(Entries with figure data)
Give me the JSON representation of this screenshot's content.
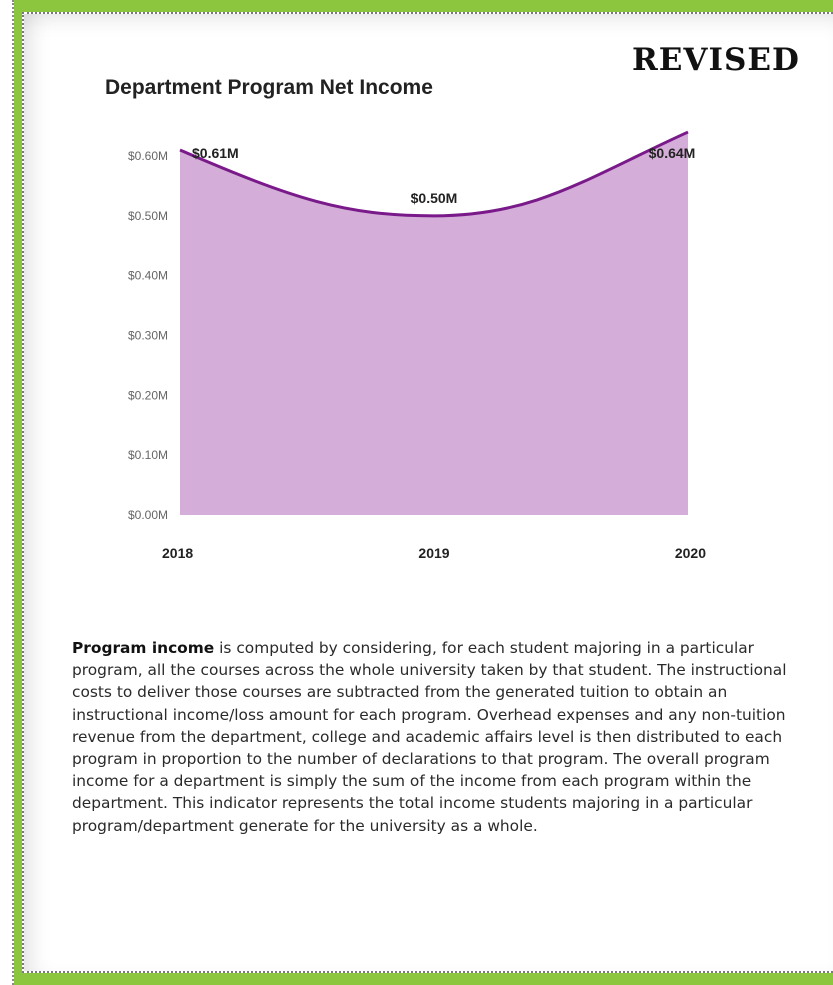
{
  "badge": "REVISED",
  "description": {
    "term": "Program income",
    "body": " is computed by considering, for each student majoring in a particular program, all the courses across the whole university taken by that student.  The instructional costs to deliver those courses are subtracted from the generated tuition to obtain an instructional income/loss amount for each program.  Overhead expenses and any non-tuition revenue from the department, college and academic affairs level is then distributed to each program in proportion to the number of declarations to that program.  The overall program income for a department is simply the sum of the income from each program within the department.  This indicator represents the total income students majoring in a particular program/department generate for the university as a whole."
  },
  "colors": {
    "area_fill": "#d4aed8",
    "line": "#7a1a8a",
    "frame": "#8cc63f"
  },
  "chart_data": {
    "type": "area",
    "title": "Department Program Net Income",
    "xlabel": "",
    "ylabel": "",
    "categories": [
      "2018",
      "2019",
      "2020"
    ],
    "values": [
      0.61,
      0.5,
      0.64
    ],
    "data_labels": [
      "$0.61M",
      "$0.50M",
      "$0.64M"
    ],
    "ylim": [
      0,
      0.6
    ],
    "yticks": [
      0.0,
      0.1,
      0.2,
      0.3,
      0.4,
      0.5,
      0.6
    ],
    "ytick_labels": [
      "$0.00M",
      "$0.10M",
      "$0.20M",
      "$0.30M",
      "$0.40M",
      "$0.50M",
      "$0.60M"
    ],
    "grid": false,
    "legend": "none"
  }
}
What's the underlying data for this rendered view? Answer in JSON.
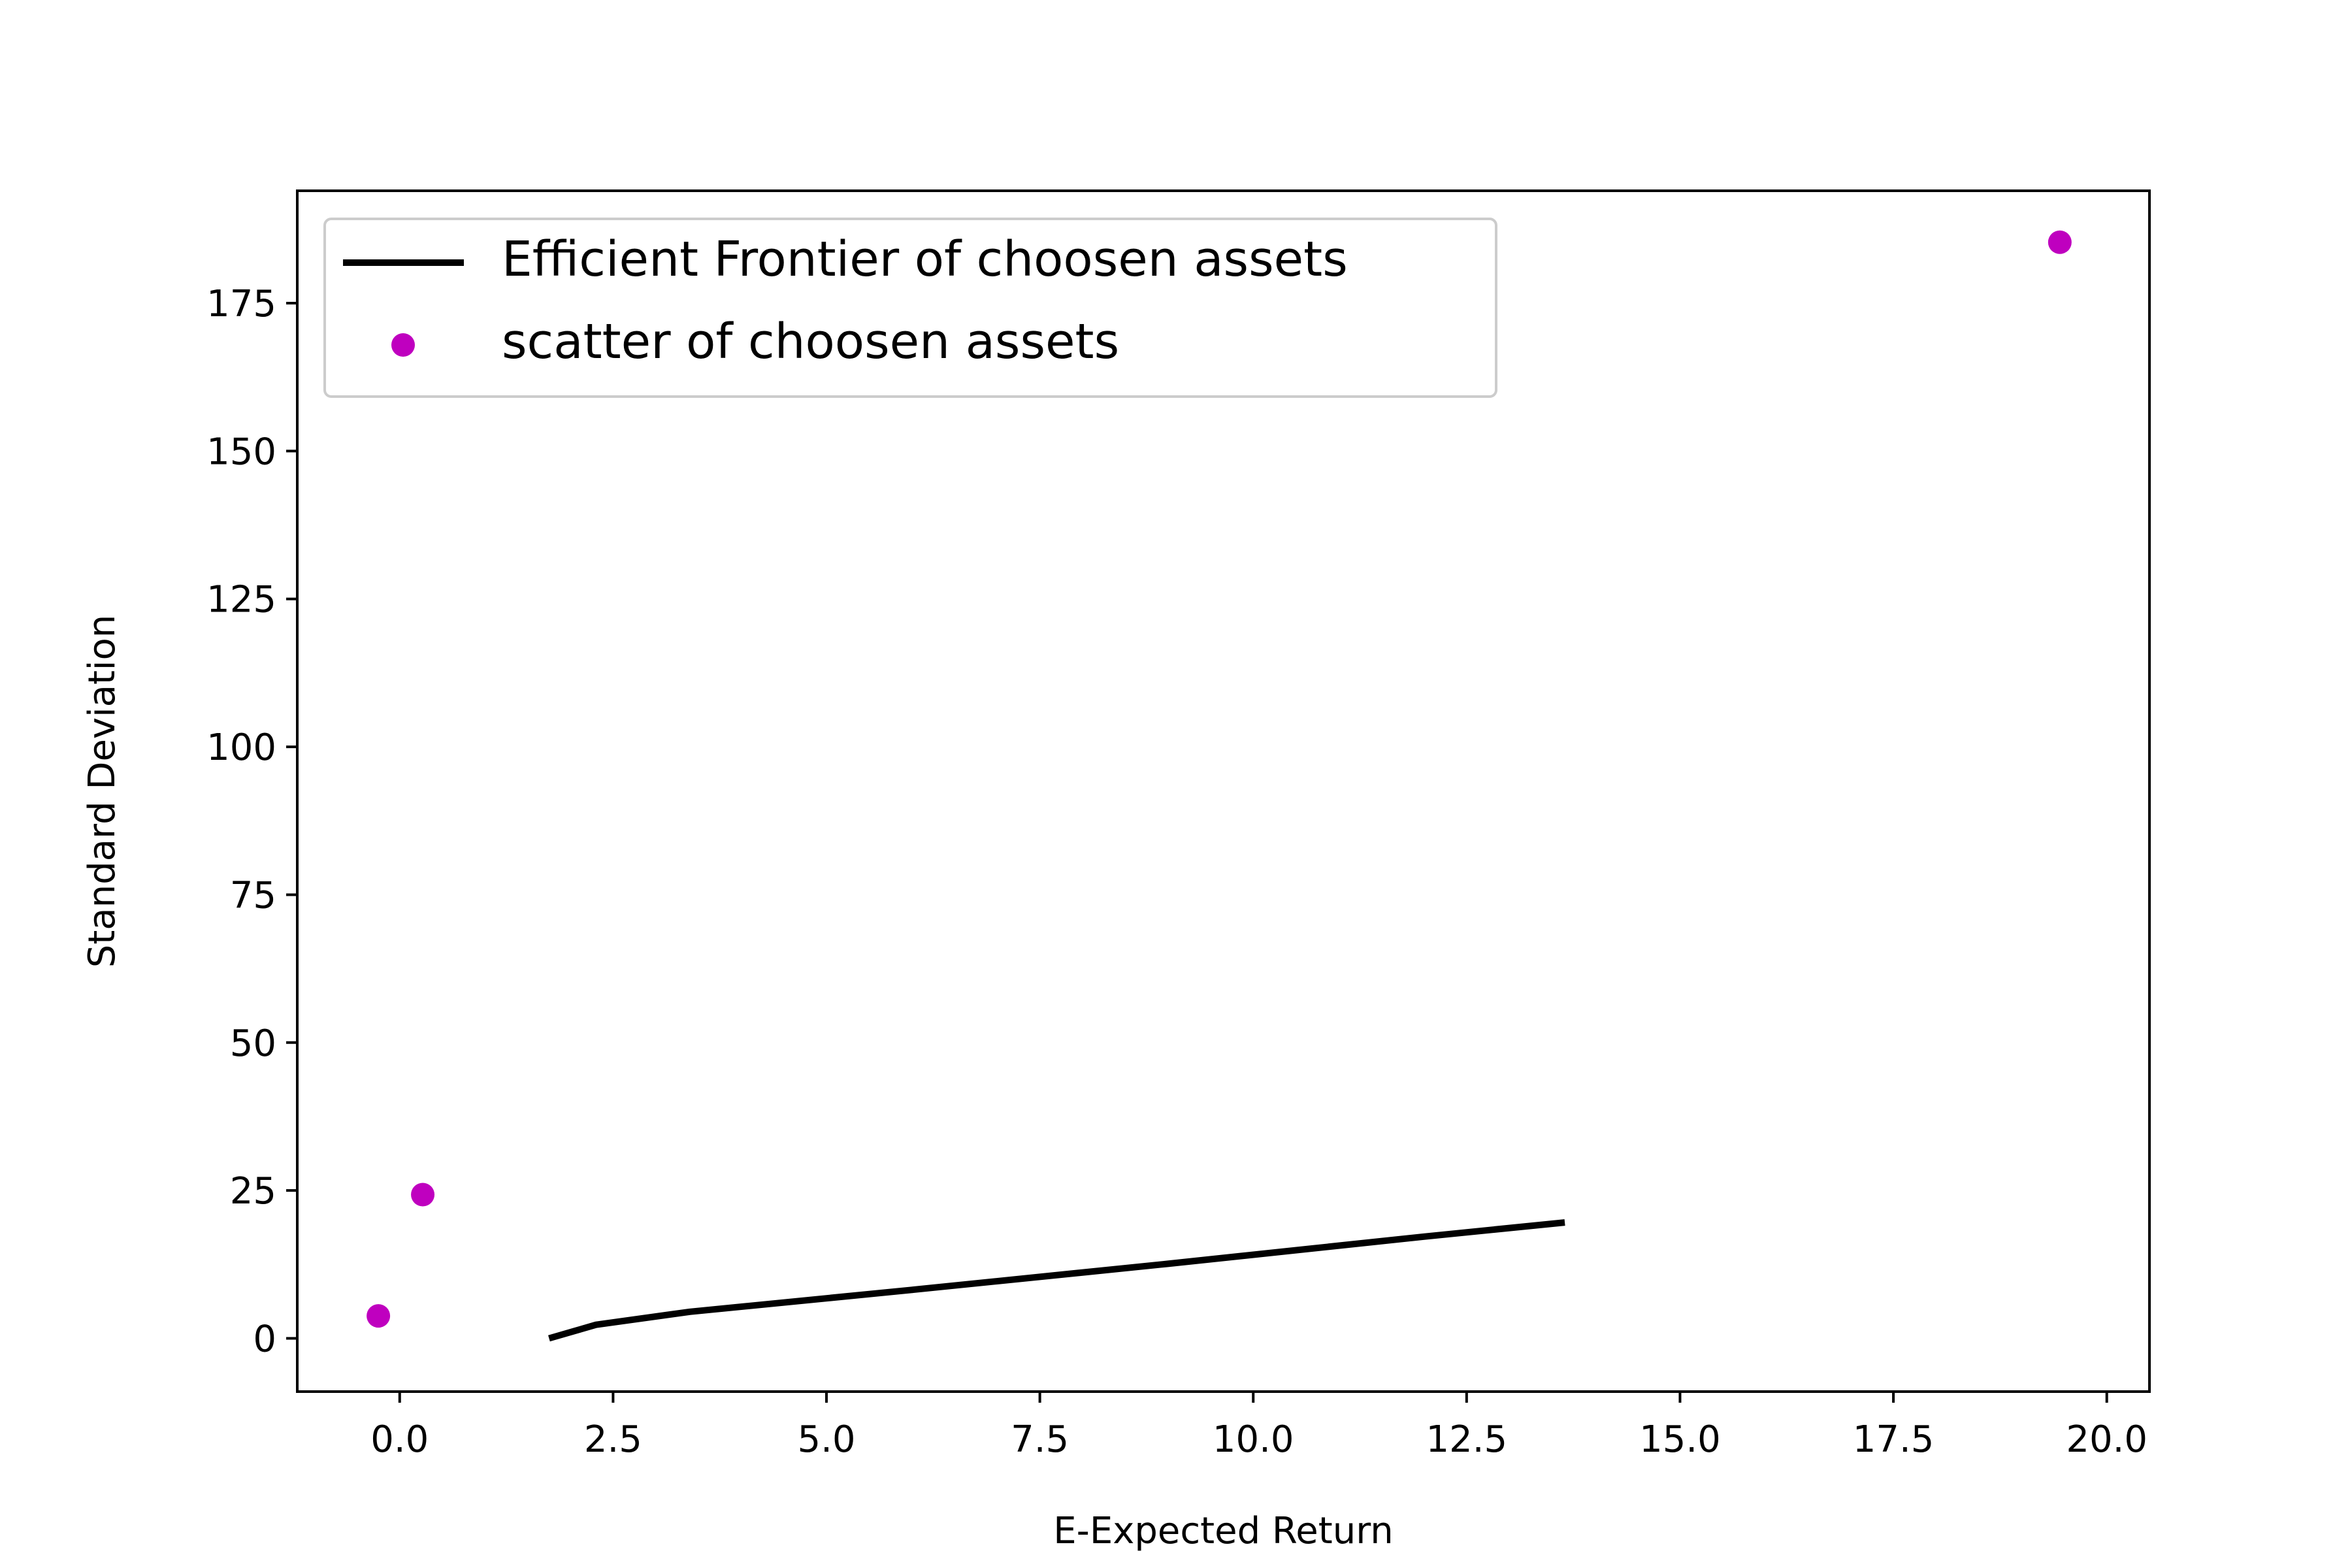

Task description - Repeat the data exactly, dropping every picture it holds.

Task result -
Give me the JSON representation of this screenshot's content.
{
  "badge": "REVISED",
  "description": {
    "term": "Program income",
    "body": " is computed by considering, for each student majoring in a particular program, all the courses across the whole university taken by that student.  The instructional costs to deliver those courses are subtracted from the generated tuition to obtain an instructional income/loss amount for each program.  Overhead expenses and any non-tuition revenue from the department, college and academic affairs level is then distributed to each program in proportion to the number of declarations to that program.  The overall program income for a department is simply the sum of the income from each program within the department.  This indicator represents the total income students majoring in a particular program/department generate for the university as a whole."
  },
  "colors": {
    "area_fill": "#d4aed8",
    "line": "#7a1a8a",
    "frame": "#8cc63f"
  },
  "chart_data": {
    "type": "area",
    "title": "Department Program Net Income",
    "xlabel": "",
    "ylabel": "",
    "categories": [
      "2018",
      "2019",
      "2020"
    ],
    "values": [
      0.61,
      0.5,
      0.64
    ],
    "data_labels": [
      "$0.61M",
      "$0.50M",
      "$0.64M"
    ],
    "ylim": [
      0,
      0.6
    ],
    "yticks": [
      0.0,
      0.1,
      0.2,
      0.3,
      0.4,
      0.5,
      0.6
    ],
    "ytick_labels": [
      "$0.00M",
      "$0.10M",
      "$0.20M",
      "$0.30M",
      "$0.40M",
      "$0.50M",
      "$0.60M"
    ],
    "grid": false,
    "legend": "none"
  }
}
What's the underlying data for this rendered view? Answer in JSON.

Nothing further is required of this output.